CPUE is the Catch Per Unit Effort (catch/unit)
C is the total number of catches
E is the total effort units

To calculate Catch Per Unit Effort, divide the number of catches by the number of effort units.

What CPUE Actually Measures

CPUE is not a direct count of fish. It is a relative abundance index built on the assumption that catch rate is proportional to true stock density. The underlying relationship is CPUE = q x N, where q is the catchability coefficient (the fraction of the stock captured per unit effort) and N is true population abundance. When q stays constant over time, declining CPUE signals a declining stock. The challenge is that q rarely stays constant, which is why raw CPUE must often be standardized before use in formal stock assessments.

Because CPUE reflects relative change rather than absolute numbers, fisheries scientists treat it as an index that must be calibrated. A CPUE of 50 kg per vessel-day in 1990 compared to 20 kg per vessel-day in 2025 says something meaningful about the stock trajectory, but it cannot directly answer how many fish remain in the water.

Effort Units Across Fishery Types

The denominator of the CPUE formula is effort, and effort is defined differently depending on the gear and target species. Using an inappropriate effort unit inflates or masks real abundance trends.

Given task:
In the text on catch per unit effort, what does q stand for in the relationship CPUE = q x N? The rows have nothing to do with the text above.

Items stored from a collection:
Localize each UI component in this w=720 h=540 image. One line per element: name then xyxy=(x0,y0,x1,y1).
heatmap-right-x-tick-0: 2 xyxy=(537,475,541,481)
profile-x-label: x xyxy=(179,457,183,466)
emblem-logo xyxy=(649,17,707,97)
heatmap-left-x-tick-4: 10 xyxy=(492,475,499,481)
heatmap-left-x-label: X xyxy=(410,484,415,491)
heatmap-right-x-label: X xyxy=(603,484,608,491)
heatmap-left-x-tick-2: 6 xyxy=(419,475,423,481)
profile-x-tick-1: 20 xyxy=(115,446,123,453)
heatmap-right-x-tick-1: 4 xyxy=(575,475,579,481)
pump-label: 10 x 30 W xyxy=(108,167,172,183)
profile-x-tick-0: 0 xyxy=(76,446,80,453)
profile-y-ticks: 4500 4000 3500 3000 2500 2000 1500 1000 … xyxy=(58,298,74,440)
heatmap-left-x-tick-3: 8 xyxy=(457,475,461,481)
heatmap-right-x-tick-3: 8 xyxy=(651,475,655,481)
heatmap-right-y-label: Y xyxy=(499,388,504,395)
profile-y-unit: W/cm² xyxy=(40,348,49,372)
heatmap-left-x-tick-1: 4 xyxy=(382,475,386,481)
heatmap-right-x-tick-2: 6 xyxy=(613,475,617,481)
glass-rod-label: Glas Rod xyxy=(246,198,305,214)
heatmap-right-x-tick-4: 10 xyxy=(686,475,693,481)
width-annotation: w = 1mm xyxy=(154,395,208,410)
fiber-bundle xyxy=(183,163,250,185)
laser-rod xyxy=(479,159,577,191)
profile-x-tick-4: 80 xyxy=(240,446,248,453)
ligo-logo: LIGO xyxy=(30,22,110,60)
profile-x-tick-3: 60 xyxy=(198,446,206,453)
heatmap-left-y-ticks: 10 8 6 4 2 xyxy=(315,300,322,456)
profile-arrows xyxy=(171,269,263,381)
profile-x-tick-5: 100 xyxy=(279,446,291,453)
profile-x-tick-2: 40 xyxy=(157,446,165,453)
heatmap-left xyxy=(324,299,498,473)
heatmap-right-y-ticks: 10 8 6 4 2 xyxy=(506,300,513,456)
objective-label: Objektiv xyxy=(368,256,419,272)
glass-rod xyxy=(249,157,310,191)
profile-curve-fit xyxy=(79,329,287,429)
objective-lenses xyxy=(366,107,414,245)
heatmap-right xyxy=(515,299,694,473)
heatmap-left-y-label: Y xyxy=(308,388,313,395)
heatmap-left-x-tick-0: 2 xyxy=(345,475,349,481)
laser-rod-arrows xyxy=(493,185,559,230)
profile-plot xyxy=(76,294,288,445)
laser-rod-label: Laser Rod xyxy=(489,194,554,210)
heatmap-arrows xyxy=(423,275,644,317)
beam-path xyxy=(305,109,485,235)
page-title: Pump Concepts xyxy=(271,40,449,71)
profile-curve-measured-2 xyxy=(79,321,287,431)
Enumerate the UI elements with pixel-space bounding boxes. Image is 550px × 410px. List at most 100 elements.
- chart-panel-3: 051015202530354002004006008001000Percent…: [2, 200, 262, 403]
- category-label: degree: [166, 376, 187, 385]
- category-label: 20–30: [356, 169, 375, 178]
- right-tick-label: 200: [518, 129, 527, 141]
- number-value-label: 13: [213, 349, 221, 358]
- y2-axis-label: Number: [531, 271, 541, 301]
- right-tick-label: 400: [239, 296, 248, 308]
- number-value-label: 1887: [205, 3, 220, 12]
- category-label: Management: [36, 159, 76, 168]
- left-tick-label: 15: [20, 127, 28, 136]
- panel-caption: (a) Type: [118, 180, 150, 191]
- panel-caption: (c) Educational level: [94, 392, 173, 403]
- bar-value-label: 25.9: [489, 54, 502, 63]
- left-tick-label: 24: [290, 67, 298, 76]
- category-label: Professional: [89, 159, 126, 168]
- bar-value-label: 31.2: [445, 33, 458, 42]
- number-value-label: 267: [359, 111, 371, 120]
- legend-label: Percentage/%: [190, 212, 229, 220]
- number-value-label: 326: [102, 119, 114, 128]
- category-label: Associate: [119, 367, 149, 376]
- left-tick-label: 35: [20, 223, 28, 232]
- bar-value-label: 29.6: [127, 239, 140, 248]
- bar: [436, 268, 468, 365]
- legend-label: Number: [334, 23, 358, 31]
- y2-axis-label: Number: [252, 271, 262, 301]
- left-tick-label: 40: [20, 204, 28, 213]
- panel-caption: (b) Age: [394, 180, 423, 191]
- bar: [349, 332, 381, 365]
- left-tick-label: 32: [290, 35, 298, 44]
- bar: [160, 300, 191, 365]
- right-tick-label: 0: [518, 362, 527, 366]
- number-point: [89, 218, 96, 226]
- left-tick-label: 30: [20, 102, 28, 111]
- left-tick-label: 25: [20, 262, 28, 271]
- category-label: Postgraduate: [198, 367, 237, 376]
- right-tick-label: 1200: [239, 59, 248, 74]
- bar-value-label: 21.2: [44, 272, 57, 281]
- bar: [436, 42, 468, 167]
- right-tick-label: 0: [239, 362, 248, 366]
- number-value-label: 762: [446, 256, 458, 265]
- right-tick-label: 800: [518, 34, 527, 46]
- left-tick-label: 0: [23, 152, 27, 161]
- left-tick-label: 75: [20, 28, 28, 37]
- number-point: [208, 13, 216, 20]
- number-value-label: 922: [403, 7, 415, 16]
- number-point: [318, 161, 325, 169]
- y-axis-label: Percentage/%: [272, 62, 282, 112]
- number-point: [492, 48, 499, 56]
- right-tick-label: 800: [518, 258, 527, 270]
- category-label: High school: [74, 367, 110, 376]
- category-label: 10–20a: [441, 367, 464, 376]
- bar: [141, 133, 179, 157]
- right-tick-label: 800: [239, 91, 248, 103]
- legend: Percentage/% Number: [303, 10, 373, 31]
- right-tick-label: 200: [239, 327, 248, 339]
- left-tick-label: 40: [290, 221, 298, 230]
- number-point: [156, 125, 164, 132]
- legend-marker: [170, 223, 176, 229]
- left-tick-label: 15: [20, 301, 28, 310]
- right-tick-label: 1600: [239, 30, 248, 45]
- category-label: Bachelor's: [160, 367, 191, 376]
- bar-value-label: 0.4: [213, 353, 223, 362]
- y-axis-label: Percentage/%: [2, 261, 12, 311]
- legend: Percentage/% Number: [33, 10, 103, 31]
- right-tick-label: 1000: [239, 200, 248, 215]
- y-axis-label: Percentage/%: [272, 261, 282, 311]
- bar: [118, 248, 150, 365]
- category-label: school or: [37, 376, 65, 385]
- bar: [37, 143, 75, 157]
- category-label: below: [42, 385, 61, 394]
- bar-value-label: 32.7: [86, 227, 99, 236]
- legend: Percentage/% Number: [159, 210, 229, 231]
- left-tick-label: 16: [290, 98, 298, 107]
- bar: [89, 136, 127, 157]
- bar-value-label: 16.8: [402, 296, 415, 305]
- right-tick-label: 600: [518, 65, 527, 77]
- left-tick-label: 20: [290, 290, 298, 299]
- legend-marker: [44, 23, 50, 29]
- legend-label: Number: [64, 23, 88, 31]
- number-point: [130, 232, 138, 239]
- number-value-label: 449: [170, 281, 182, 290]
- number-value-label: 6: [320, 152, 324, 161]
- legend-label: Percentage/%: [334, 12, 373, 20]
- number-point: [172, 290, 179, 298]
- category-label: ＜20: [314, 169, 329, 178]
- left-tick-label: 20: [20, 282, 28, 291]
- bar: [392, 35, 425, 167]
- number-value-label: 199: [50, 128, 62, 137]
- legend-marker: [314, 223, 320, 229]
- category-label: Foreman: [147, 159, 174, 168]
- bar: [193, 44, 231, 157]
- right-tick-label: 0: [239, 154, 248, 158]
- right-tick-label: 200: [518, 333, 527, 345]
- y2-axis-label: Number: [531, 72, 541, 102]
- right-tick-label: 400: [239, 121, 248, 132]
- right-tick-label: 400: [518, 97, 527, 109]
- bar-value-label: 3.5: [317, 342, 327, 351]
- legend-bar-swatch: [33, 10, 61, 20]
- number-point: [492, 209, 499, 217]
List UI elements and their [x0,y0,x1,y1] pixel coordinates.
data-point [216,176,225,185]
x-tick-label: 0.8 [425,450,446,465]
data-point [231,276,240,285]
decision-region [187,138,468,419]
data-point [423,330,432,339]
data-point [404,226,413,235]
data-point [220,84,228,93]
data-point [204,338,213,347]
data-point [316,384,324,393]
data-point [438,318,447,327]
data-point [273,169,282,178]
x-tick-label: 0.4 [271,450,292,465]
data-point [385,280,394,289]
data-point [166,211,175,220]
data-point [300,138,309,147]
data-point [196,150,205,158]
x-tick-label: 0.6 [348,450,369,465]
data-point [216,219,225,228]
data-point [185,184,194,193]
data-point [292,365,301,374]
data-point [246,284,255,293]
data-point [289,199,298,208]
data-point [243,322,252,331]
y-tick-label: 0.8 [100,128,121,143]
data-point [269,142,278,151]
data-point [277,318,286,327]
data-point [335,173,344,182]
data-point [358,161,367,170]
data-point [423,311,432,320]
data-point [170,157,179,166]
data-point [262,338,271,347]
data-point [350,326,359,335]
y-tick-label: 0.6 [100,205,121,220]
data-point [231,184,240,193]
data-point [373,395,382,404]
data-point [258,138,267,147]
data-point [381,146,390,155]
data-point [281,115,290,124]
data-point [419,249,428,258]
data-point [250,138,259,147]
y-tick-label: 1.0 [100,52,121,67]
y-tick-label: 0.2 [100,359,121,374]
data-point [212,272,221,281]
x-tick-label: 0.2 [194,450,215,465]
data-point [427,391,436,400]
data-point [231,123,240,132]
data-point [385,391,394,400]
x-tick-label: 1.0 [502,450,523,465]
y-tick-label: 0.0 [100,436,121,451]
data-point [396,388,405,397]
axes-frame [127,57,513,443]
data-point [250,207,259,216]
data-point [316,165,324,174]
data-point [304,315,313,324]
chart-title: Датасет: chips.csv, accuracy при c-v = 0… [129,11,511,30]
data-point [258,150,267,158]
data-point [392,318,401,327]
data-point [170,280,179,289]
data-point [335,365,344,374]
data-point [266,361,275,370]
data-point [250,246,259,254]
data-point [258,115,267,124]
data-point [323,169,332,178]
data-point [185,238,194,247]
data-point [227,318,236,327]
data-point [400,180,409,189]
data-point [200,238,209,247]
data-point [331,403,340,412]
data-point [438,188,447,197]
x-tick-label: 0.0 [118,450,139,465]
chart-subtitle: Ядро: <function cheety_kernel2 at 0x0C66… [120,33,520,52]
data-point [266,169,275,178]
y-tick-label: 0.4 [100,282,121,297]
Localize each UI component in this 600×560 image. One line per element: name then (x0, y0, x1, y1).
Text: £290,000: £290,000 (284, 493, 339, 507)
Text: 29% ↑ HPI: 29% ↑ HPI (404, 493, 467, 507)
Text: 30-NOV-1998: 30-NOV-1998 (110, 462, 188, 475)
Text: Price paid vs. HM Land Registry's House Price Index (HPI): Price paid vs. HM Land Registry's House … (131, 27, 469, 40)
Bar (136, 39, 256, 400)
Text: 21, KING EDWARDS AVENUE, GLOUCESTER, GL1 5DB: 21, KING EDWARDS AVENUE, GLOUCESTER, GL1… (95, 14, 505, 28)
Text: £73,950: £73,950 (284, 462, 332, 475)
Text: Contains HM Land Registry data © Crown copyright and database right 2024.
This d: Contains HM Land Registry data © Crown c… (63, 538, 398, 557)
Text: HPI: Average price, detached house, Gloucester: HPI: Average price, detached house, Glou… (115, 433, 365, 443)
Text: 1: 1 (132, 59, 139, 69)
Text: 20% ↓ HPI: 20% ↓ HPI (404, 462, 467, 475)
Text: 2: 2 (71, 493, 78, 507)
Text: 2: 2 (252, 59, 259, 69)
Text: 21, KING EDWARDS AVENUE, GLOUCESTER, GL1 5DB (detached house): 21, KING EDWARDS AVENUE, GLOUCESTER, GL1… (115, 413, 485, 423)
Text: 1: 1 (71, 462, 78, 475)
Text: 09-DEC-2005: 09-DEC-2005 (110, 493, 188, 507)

Solution for this task:
The catchability coefficient, which is the fraction of the stock captured per unit effort.